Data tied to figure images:
>> Start

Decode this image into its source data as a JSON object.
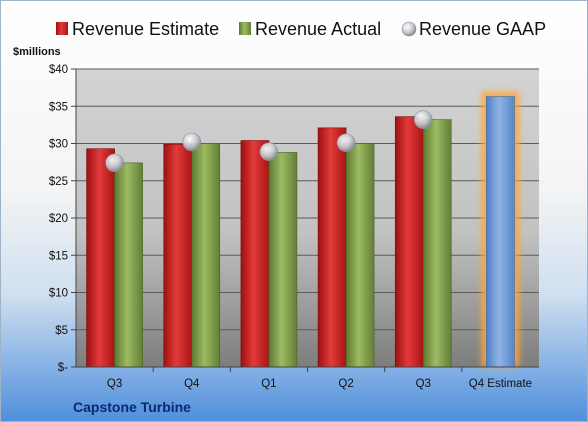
{
  "chart_data": {
    "type": "bar",
    "categories": [
      "Q3",
      "Q4",
      "Q1",
      "Q2",
      "Q3",
      "Q4 Estimate"
    ],
    "series": [
      {
        "name": "Revenue Estimate",
        "values": [
          29.3,
          29.9,
          30.4,
          32.1,
          33.6,
          36.3
        ],
        "color": "#cc1f1f"
      },
      {
        "name": "Revenue Actual",
        "values": [
          27.4,
          30.0,
          28.8,
          30.0,
          33.2,
          null
        ],
        "color": "#7e9f4a"
      },
      {
        "name": "Revenue GAAP",
        "values": [
          27.4,
          30.2,
          28.9,
          30.1,
          33.2,
          null
        ],
        "color": "#c8ccd4"
      }
    ],
    "ylabel": "$millions",
    "ylim": [
      0,
      40
    ],
    "yticks": [
      0,
      5,
      10,
      15,
      20,
      25,
      30,
      35,
      40
    ],
    "ytick_labels": [
      "$-",
      "$5",
      "$10",
      "$15",
      "$20",
      "$25",
      "$30",
      "$35",
      "$40"
    ],
    "highlight_bar_color": "#6f9bd6",
    "grid": true,
    "legend_position": "top",
    "company": "Capstone Turbine"
  }
}
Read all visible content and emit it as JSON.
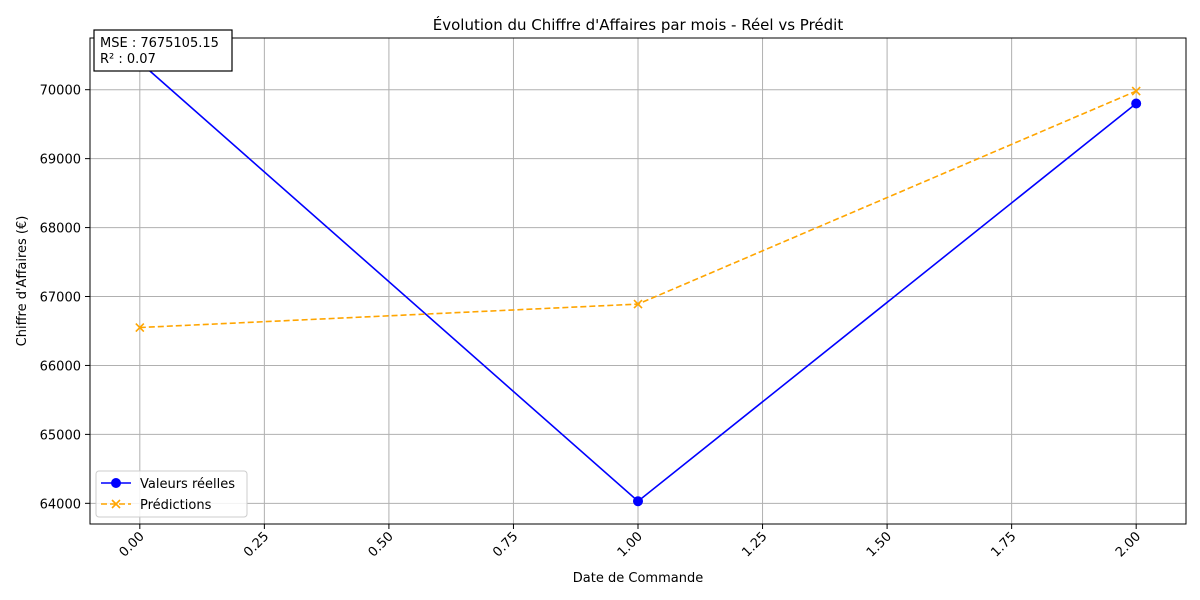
{
  "chart_data": {
    "type": "line",
    "title": "Évolution du Chiffre d'Affaires par mois - Réel vs Prédit",
    "xlabel": "Date de Commande",
    "ylabel": "Chiffre d'Affaires (€)",
    "xlim": [
      -0.1,
      2.1
    ],
    "ylim": [
      63700,
      70750
    ],
    "x_ticks": [
      0.0,
      0.25,
      0.5,
      0.75,
      1.0,
      1.25,
      1.5,
      1.75,
      2.0
    ],
    "x_tick_labels": [
      "0.00",
      "0.25",
      "0.50",
      "0.75",
      "1.00",
      "1.25",
      "1.50",
      "1.75",
      "2.00"
    ],
    "x_tick_rotation": 45,
    "y_ticks": [
      64000,
      65000,
      66000,
      67000,
      68000,
      69000,
      70000
    ],
    "y_tick_labels": [
      "64000",
      "65000",
      "66000",
      "67000",
      "68000",
      "69000",
      "70000"
    ],
    "grid": true,
    "legend_position": "lower-left",
    "x": [
      0,
      1,
      2
    ],
    "series": [
      {
        "name": "Valeurs réelles",
        "values": [
          70400,
          64030,
          69800
        ],
        "color": "#0000ff",
        "marker": "circle",
        "linestyle": "solid"
      },
      {
        "name": "Prédictions",
        "values": [
          66550,
          66890,
          69980
        ],
        "color": "#ffa500",
        "marker": "x",
        "linestyle": "dashed"
      }
    ],
    "annotations": [
      {
        "text": "MSE : 7675105.15"
      },
      {
        "text": "R² : 0.07"
      }
    ]
  }
}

>> End

** Short task **
Read the lines above. Gather those in which the string "name" is found.

** Task result **
        "name": "Revenue Estimate",
        "name": "Revenue Actual",
        "name": "Revenue GAAP",
        "name": "Valeurs réelles",
        "name": "Prédictions",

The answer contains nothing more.